- [The records]:

==========

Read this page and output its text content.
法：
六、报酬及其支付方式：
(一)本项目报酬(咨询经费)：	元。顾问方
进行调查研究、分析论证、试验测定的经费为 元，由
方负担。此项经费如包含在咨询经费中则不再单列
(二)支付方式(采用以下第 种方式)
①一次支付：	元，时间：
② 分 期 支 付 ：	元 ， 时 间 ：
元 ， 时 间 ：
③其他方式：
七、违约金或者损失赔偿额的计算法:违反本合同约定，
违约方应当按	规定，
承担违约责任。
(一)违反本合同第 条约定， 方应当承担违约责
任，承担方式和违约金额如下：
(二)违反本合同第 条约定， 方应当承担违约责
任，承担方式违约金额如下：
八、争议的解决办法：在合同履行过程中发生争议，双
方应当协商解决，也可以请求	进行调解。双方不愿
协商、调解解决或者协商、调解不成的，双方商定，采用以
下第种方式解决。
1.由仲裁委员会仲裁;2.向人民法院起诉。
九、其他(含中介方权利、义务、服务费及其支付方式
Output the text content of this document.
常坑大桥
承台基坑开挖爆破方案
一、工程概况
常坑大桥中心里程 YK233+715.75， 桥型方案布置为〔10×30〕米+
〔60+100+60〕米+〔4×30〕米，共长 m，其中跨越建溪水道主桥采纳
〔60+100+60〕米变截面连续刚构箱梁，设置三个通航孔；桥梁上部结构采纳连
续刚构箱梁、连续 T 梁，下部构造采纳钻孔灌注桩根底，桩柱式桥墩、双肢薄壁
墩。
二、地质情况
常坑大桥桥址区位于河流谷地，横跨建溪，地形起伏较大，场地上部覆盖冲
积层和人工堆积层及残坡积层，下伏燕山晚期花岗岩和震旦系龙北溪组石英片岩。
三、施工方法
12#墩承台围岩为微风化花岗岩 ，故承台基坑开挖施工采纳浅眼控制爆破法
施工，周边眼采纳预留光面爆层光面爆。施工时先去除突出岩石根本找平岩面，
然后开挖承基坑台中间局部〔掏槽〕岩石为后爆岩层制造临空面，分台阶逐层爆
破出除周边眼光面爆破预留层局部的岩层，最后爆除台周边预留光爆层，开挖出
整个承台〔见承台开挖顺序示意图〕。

==========

- [Problem to work on]:
Show all lines in the entries above where the string "方应当承担违约责" appears.

- [The completed task]:
(一)违反本合同第 条约定， 方应当承担违约责
(二)违反本合同第 条约定， 方应当承担违约责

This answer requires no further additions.